— Start of DATA SHOWN —
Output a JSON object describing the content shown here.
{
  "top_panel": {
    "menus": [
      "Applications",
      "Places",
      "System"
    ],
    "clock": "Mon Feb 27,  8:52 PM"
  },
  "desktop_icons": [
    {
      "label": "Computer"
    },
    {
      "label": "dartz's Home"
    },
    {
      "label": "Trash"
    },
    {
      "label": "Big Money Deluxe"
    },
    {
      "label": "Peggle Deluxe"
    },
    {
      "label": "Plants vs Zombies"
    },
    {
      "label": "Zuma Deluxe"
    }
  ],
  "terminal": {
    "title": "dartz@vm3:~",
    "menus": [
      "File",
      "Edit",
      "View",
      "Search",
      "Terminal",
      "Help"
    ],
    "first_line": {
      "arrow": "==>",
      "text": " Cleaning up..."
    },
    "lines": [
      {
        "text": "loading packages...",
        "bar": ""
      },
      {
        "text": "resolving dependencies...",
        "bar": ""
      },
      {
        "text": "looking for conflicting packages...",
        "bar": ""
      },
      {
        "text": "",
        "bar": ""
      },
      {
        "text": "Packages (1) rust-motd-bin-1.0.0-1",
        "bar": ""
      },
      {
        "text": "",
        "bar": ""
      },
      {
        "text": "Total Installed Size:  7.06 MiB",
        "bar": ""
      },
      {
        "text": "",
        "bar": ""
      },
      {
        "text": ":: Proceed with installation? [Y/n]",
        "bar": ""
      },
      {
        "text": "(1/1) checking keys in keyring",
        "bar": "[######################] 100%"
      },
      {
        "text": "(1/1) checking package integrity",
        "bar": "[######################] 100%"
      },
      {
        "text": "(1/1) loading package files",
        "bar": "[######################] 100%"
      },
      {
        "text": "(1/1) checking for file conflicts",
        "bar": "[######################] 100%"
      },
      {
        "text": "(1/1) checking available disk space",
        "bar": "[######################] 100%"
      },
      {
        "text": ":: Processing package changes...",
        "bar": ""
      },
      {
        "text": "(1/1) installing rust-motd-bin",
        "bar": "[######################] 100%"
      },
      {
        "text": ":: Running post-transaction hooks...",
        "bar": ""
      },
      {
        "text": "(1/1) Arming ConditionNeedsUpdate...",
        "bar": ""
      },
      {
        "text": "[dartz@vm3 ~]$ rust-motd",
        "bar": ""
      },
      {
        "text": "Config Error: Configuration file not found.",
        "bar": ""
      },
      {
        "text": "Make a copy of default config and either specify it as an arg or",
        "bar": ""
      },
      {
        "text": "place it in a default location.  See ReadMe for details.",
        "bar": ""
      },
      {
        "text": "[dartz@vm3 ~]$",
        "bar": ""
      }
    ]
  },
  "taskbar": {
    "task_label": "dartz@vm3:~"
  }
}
— End of DATA SHOWN —
=== GIVEN PROBLEM ===
From the records above, extract every entry verbatim.

=== RESPONSE BELOW ===
Output a JSON object describing the content shown here.
{
  "top_panel": {
    "menus": [
      "Applications",
      "Places",
      "System"
    ],
    "clock": "Mon Feb 27,  8:52 PM"
  },
  "desktop_icons": [
    {
      "label": "Computer"
    },
    {
      "label": "dartz's Home"
    },
    {
      "label": "Trash"
    },
    {
      "label": "Big Money Deluxe"
    },
    {
      "label": "Peggle Deluxe"
    },
    {
      "label": "Plants vs Zombies"
    },
    {
      "label": "Zuma Deluxe"
    }
  ],
  "terminal": {
    "title": "dartz@vm3:~",
    "menus": [
      "File",
      "Edit",
      "View",
      "Search",
      "Terminal",
      "Help"
    ],
    "first_line": {
      "arrow": "==>",
      "text": " Cleaning up..."
    },
    "lines": [
      {
        "text": "loading packages...",
        "bar": ""
      },
      {
        "text": "resolving dependencies...",
        "bar": ""
      },
      {
        "text": "looking for conflicting packages...",
        "bar": ""
      },
      {
        "text": "",
        "bar": ""
      },
      {
        "text": "Packages (1) rust-motd-bin-1.0.0-1",
        "bar": ""
      },
      {
        "text": "",
        "bar": ""
      },
      {
        "text": "Total Installed Size:  7.06 MiB",
        "bar": ""
      },
      {
        "text": "",
        "bar": ""
      },
      {
        "text": ":: Proceed with installation? [Y/n]",
        "bar": ""
      },
      {
        "text": "(1/1) checking keys in keyring",
        "bar": "[######################] 100%"
      },
      {
        "text": "(1/1) checking package integrity",
        "bar": "[######################] 100%"
      },
      {
        "text": "(1/1) loading package files",
        "bar": "[######################] 100%"
      },
      {
        "text": "(1/1) checking for file conflicts",
        "bar": "[######################] 100%"
      },
      {
        "text": "(1/1) checking available disk space",
        "bar": "[######################] 100%"
      },
      {
        "text": ":: Processing package changes...",
        "bar": ""
      },
      {
        "text": "(1/1) installing rust-motd-bin",
        "bar": "[######################] 100%"
      },
      {
        "text": ":: Running post-transaction hooks...",
        "bar": ""
      },
      {
        "text": "(1/1) Arming ConditionNeedsUpdate...",
        "bar": ""
      },
      {
        "text": "[dartz@vm3 ~]$ rust-motd",
        "bar": ""
      },
      {
        "text": "Config Error: Configuration file not found.",
        "bar": ""
      },
      {
        "text": "Make a copy of default config and either specify it as an arg or",
        "bar": ""
      },
      {
        "text": "place it in a default location.  See ReadMe for details.",
        "bar": ""
      },
      {
        "text": "[dartz@vm3 ~]$",
        "bar": ""
      }
    ]
  },
  "taskbar": {
    "task_label": "dartz@vm3:~"
  }
}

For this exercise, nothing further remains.